*PROMPT*
What is the count of lines that hold the word "close"? Give only the number.

*DATA SHOWN*
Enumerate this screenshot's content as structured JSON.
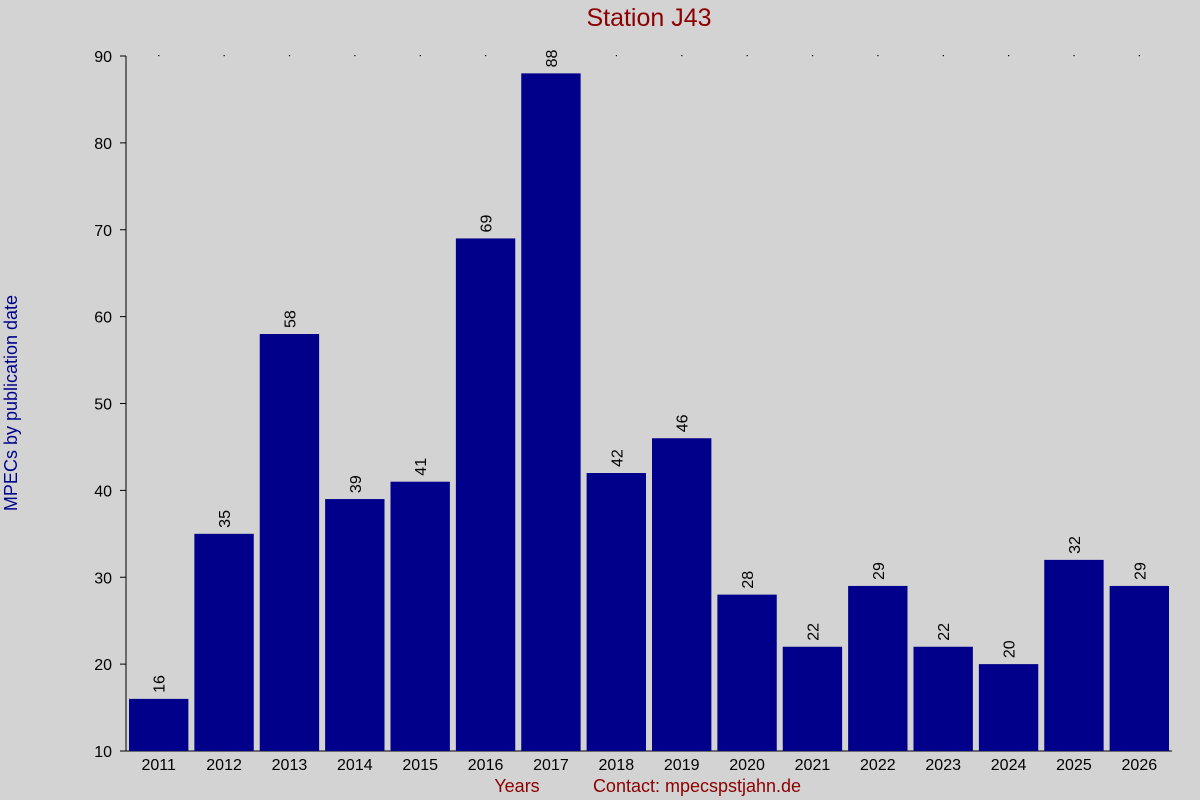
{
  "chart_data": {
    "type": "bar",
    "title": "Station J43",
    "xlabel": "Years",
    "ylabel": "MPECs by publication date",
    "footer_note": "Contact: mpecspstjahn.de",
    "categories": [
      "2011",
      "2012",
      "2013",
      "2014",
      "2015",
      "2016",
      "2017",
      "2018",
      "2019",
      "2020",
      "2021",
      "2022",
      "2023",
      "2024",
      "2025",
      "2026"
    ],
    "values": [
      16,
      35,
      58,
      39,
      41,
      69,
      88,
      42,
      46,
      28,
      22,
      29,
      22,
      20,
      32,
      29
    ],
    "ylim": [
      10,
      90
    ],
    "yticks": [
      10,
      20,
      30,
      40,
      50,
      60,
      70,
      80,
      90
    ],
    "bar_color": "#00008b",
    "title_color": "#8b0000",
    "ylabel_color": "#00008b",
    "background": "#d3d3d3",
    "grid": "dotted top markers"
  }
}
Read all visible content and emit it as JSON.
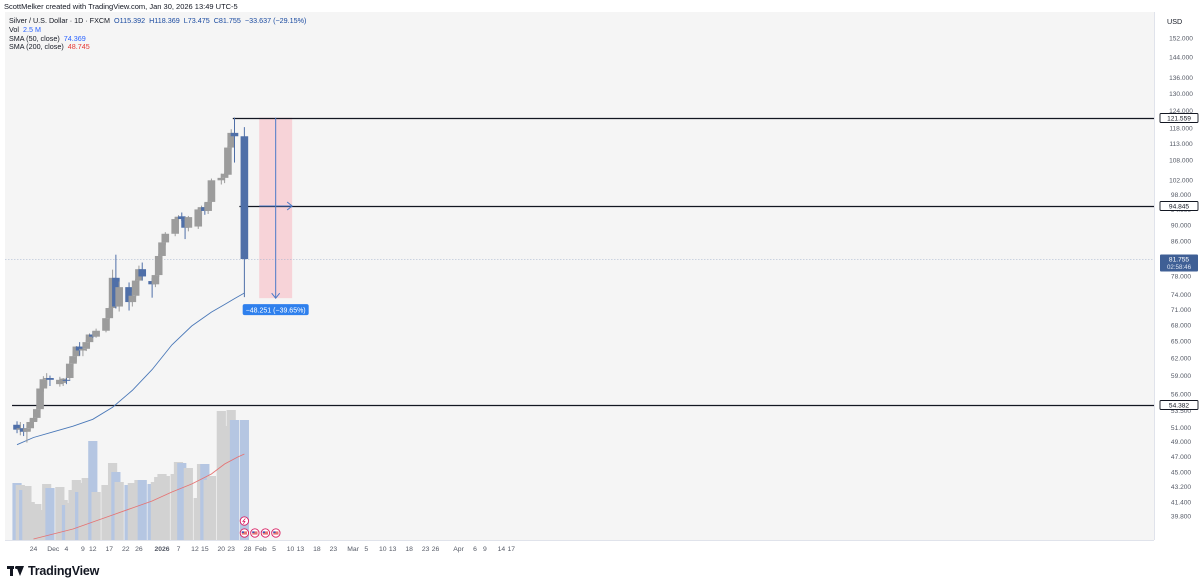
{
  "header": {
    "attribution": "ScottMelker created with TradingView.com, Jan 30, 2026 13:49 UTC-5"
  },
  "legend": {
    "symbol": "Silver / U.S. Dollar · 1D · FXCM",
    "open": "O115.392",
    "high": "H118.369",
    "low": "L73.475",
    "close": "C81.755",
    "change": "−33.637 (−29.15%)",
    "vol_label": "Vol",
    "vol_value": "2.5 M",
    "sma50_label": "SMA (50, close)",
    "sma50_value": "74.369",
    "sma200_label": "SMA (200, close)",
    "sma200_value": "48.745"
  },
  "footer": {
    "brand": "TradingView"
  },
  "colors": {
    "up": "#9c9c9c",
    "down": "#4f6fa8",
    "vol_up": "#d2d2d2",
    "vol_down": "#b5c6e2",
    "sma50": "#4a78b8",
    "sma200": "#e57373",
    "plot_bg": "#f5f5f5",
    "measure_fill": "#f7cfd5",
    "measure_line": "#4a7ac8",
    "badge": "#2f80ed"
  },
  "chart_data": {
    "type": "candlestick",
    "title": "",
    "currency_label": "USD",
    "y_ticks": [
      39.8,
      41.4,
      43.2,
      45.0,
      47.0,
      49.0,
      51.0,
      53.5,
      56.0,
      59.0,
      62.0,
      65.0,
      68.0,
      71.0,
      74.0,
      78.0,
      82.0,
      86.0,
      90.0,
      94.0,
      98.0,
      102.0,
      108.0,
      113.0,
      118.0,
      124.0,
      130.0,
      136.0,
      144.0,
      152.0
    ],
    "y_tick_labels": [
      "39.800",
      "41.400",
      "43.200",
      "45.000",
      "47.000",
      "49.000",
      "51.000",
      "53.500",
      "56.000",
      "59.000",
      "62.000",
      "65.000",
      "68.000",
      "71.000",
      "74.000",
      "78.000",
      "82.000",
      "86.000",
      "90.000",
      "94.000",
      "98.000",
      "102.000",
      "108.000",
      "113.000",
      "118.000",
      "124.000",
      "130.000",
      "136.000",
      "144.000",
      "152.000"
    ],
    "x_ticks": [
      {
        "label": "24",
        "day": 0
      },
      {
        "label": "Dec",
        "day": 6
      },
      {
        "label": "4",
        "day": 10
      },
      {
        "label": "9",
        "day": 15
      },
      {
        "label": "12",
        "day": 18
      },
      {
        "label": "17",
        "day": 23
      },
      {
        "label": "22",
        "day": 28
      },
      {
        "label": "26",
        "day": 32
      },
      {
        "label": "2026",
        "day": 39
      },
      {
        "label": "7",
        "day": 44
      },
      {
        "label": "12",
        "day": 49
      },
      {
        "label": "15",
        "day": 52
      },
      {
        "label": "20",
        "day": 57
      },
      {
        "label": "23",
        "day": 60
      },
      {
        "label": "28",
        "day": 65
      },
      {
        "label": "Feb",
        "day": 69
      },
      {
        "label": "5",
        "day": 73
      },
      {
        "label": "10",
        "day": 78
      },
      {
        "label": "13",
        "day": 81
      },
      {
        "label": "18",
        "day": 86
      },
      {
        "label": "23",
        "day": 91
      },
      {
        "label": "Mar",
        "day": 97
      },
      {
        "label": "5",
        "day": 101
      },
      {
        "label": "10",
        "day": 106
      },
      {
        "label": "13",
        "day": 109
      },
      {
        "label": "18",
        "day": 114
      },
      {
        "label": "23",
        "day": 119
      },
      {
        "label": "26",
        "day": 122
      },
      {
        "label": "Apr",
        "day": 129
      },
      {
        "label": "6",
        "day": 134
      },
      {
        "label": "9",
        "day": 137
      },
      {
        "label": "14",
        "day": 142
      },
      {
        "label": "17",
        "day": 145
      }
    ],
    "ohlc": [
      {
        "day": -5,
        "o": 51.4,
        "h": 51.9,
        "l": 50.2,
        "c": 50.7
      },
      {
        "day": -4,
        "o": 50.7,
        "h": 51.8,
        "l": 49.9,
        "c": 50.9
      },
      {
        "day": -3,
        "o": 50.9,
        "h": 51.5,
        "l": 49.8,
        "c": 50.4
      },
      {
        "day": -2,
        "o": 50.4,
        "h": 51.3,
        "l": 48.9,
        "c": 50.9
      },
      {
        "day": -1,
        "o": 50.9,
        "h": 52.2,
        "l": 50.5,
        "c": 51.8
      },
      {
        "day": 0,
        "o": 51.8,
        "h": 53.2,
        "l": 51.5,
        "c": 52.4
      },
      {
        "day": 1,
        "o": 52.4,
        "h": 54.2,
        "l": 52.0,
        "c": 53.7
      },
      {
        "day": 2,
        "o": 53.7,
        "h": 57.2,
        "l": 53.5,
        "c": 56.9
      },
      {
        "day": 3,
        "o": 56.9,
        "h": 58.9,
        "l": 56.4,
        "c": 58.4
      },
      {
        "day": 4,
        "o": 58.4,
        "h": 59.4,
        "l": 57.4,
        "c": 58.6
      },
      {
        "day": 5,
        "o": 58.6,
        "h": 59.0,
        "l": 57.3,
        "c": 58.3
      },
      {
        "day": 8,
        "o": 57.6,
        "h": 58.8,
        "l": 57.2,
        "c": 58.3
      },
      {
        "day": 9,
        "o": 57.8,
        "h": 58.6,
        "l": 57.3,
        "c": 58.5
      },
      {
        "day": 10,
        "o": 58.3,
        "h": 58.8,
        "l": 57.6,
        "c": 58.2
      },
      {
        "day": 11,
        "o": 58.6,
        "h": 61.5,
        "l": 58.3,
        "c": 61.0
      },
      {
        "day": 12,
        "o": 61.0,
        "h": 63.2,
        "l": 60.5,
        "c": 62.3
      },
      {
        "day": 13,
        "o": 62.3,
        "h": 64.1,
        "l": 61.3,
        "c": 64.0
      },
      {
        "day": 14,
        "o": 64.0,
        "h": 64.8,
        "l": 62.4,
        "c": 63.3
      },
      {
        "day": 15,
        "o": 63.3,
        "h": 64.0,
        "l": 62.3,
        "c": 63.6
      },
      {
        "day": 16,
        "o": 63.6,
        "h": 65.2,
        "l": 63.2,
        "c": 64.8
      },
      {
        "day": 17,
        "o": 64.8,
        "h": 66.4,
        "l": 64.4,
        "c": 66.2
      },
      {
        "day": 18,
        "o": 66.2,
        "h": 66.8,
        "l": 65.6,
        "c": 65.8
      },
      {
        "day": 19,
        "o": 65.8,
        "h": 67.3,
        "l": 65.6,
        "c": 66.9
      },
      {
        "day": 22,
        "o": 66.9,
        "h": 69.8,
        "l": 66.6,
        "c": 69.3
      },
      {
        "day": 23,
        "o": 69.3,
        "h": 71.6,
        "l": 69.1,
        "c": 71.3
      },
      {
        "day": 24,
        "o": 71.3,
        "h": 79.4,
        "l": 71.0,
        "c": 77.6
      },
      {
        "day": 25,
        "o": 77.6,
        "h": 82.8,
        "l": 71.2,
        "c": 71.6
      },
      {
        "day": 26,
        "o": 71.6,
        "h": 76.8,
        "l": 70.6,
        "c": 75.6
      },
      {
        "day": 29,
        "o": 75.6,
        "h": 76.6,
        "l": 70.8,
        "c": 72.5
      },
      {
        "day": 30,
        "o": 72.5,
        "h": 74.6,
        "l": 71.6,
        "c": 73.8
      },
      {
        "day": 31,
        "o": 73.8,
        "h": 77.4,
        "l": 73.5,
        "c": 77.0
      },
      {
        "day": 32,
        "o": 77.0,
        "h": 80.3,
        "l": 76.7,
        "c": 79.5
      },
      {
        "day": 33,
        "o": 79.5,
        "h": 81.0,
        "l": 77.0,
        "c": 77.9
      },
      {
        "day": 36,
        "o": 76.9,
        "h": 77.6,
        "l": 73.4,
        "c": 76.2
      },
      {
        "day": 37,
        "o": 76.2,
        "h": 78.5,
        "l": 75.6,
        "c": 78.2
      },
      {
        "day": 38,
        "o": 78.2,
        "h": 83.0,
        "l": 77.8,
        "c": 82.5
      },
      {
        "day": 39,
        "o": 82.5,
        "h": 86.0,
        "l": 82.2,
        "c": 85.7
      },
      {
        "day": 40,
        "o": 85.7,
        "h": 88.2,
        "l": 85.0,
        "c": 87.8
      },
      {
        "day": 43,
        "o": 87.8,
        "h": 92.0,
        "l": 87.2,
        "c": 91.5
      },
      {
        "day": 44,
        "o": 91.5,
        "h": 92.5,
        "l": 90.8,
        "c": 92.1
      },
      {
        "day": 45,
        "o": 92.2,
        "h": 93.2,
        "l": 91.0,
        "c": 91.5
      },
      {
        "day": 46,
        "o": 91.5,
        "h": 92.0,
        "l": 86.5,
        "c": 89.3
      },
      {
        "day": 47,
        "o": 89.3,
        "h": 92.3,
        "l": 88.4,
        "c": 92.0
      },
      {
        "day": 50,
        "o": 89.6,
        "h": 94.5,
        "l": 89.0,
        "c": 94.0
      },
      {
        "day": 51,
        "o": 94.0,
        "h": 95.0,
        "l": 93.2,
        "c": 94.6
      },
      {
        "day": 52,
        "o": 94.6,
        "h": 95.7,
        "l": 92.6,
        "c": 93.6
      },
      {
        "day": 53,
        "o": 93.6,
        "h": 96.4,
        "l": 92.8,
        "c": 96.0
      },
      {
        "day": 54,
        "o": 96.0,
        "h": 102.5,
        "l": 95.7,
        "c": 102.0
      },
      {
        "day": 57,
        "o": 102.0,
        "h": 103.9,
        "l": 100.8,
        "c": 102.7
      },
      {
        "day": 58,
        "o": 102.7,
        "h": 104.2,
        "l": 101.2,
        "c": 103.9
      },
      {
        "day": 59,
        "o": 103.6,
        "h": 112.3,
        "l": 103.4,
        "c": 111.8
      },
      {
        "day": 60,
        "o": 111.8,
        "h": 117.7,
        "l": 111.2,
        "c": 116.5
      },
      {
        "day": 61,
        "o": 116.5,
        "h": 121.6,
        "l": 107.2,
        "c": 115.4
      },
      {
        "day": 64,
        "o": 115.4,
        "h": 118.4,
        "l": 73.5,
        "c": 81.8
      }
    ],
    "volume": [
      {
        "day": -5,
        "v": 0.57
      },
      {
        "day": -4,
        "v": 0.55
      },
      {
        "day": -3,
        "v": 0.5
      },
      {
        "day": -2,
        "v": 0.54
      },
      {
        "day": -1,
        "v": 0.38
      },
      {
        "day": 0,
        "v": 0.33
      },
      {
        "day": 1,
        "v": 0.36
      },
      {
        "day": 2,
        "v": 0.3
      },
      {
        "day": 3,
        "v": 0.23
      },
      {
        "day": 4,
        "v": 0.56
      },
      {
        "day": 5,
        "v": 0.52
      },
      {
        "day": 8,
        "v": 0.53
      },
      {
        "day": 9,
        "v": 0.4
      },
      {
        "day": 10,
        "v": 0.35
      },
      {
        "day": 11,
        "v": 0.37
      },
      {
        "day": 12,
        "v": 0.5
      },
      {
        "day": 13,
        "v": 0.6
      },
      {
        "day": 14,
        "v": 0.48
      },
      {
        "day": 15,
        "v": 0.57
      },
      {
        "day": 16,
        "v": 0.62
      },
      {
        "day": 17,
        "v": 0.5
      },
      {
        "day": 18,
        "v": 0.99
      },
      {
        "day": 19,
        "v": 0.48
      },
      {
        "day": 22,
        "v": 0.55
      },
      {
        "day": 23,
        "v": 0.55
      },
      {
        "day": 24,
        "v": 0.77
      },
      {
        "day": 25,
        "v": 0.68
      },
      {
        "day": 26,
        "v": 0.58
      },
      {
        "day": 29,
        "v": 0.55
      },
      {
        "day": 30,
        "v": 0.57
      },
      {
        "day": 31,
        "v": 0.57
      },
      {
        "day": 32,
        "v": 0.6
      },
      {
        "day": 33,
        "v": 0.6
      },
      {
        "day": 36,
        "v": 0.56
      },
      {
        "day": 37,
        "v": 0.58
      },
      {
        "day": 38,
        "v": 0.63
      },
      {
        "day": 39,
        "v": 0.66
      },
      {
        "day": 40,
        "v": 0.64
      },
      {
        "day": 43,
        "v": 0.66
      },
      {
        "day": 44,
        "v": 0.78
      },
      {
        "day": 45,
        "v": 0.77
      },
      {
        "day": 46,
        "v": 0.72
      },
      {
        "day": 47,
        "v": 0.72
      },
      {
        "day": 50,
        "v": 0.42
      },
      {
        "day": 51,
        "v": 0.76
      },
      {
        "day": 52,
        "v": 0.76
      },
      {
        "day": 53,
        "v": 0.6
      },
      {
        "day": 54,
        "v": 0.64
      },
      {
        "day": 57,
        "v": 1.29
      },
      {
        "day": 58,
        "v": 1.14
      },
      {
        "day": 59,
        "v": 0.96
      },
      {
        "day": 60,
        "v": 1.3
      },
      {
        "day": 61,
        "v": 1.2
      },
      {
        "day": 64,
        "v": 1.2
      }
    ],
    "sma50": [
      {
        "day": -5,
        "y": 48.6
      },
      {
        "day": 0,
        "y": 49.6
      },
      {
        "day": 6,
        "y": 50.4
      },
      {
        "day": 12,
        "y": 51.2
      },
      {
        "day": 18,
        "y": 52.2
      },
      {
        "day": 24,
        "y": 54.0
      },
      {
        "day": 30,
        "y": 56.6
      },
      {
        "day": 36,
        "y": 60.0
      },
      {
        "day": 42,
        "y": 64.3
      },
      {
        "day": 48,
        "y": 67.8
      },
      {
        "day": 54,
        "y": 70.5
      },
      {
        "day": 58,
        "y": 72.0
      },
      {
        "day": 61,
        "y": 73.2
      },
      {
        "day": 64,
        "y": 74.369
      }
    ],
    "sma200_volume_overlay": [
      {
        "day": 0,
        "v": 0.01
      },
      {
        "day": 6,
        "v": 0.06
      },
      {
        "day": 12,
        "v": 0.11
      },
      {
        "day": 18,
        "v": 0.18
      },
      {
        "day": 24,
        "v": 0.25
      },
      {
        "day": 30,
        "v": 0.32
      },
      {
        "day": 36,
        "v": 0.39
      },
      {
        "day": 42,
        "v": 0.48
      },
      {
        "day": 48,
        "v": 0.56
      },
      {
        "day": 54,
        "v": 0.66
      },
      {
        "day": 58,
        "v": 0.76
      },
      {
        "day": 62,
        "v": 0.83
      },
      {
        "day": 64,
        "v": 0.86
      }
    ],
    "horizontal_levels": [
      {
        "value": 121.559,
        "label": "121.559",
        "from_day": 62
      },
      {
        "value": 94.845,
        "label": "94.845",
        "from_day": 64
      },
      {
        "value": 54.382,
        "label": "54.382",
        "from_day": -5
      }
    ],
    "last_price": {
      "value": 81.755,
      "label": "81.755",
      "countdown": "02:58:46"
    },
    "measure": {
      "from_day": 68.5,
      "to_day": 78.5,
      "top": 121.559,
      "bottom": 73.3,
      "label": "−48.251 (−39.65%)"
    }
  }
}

*ANSWER IN FULL*
3